Filter the entries, keeping every line with the word "JSON".

··· Data provided

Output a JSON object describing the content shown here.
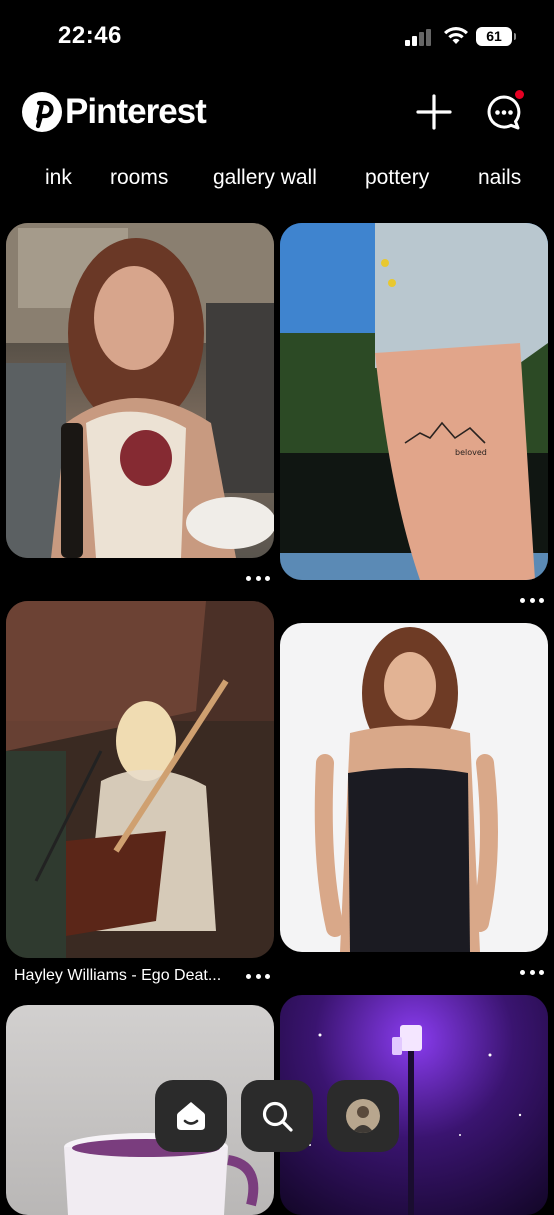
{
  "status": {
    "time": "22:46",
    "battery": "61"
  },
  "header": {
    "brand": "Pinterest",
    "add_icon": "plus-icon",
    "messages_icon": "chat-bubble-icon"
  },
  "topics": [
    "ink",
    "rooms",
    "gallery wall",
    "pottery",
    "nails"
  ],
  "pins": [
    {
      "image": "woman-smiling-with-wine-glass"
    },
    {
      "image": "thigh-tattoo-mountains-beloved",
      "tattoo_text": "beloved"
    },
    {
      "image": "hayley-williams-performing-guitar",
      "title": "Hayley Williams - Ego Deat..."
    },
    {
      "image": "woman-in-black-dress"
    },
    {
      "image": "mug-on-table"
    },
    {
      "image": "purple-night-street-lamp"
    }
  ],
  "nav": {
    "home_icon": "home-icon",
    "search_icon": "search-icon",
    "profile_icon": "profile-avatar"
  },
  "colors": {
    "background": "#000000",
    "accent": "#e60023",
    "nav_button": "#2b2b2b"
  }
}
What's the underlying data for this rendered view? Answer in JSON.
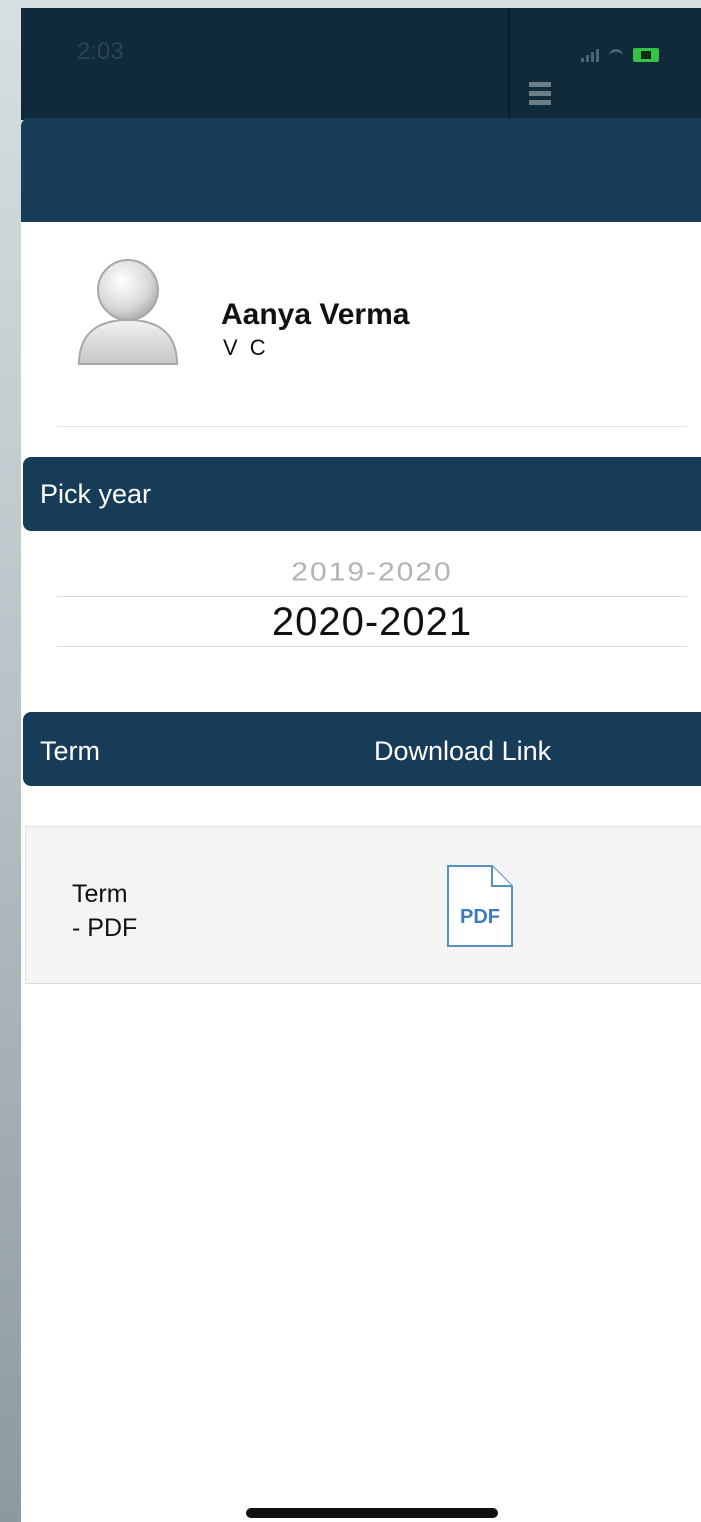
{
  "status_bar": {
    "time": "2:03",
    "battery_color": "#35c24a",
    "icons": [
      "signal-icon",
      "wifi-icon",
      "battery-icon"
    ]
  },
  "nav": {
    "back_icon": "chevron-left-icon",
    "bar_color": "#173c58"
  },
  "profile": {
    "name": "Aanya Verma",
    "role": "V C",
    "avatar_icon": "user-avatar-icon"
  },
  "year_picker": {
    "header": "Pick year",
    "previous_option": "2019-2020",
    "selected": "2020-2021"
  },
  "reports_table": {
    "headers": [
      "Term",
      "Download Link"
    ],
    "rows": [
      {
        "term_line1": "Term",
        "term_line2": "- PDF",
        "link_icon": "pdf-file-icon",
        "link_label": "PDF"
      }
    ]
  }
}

······

# Solution to this exercise
Output a JSON object describing the content shown here.
What's the underlying data for this rendered view? Answer in JSON.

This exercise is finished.